**Given problem:**
List each line of the data that holds the string "carpa".

**Dataset excerpts:**

begin

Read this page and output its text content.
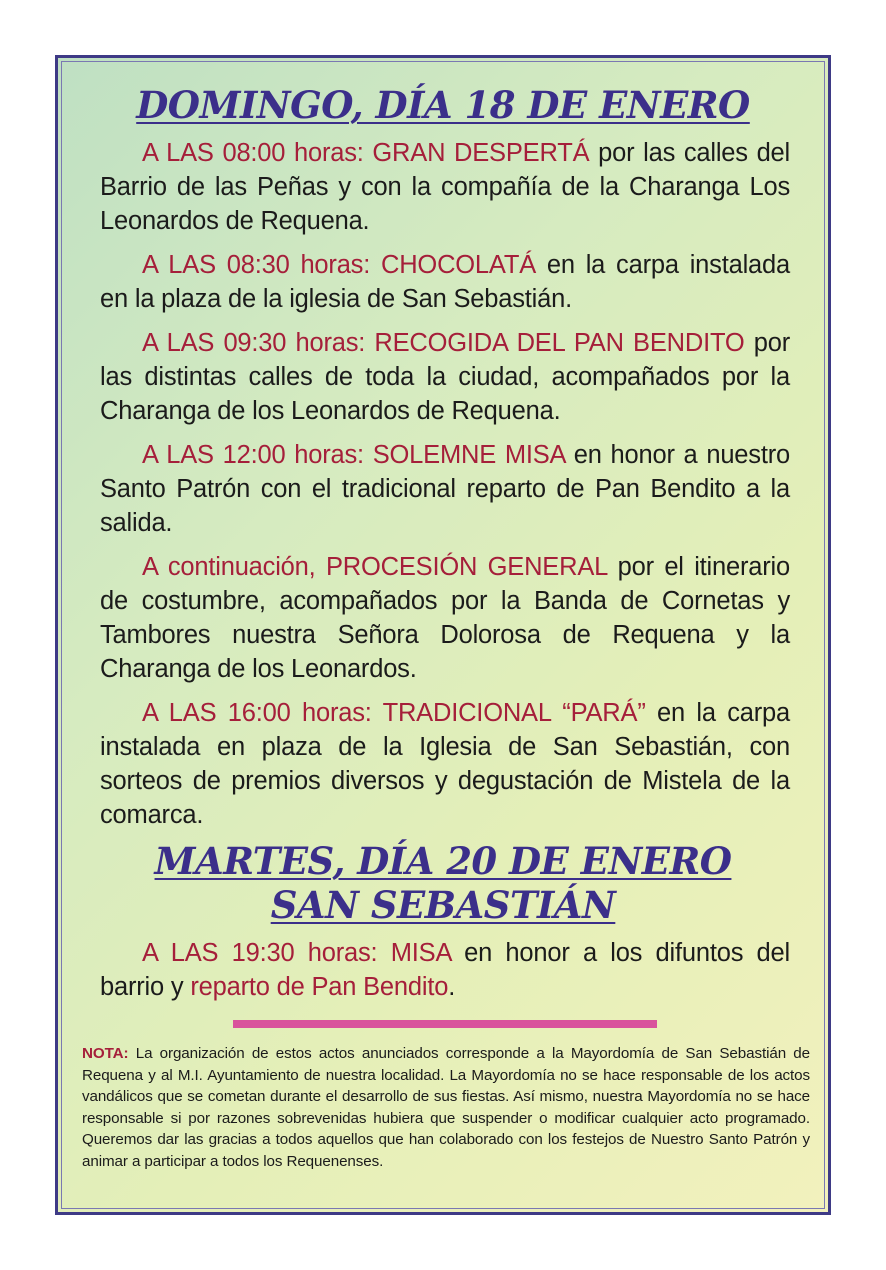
DOMINGO, DÍA 18 DE ENERO

A LAS 08:00 horas: GRAN DESPERTÁ por las calles del Barrio de las Peñas y con la compañía de la Charanga Los Leonardos de Requena.

A LAS 08:30 horas: CHOCOLATÁ en la carpa instalada en la plaza de la iglesia de San Sebastián.

A LAS 09:30 horas: RECOGIDA DEL PAN BENDITO por las distintas calles de toda la ciudad, acompañados por la Charanga de los Leonardos de Requena.

A LAS 12:00 horas: SOLEMNE MISA en honor a nuestro Santo Patrón con el tradicional reparto de Pan Bendito a la salida.

A continuación, PROCESIÓN GENERAL por el itinerario de costumbre, acompañados por la Banda de Cornetas y Tambores nuestra Señora Dolorosa de Requena y la Charanga de los Leonardos.

A LAS 16:00 horas: TRADICIONAL “PARÁ” en la carpa instalada en plaza de la Iglesia de San Sebastián, con sorteos de premios diversos y degustación de Mistela de la comarca.

MARTES, DÍA 20 DE ENERO
SAN SEBASTIÁN

A LAS 19:30 horas: MISA en honor a los difuntos del barrio y reparto de Pan Bendito.

NOTA: La organización de estos actos anunciados corresponde a la Mayordomía de San Sebastián de Requena y al M.I. Ayuntamiento de nuestra localidad. La Mayordomía no se hace responsable de los actos vandálicos que se cometan durante el desarrollo de sus fiestas. Así mismo, nuestra Mayordomía no se hace responsable si por razones sobrevenidas hubiera que suspender o modificar cualquier acto programado. Queremos dar las gracias a todos aquellos que han colaborado con los festejos de Nuestro Santo Patrón y animar a participar a todos los Requenenses.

end

**Result of the exercise:**
A LAS 08:30 horas: CHOCOLATÁ en la carpa instalada en la plaza de la iglesia de San Sebastián.
A LAS 16:00 horas: TRADICIONAL “PARÁ” en la carpa instalada en plaza de la Iglesia de San Sebastián, con sorteos de premios diversos y degustación de Mistela de la comarca.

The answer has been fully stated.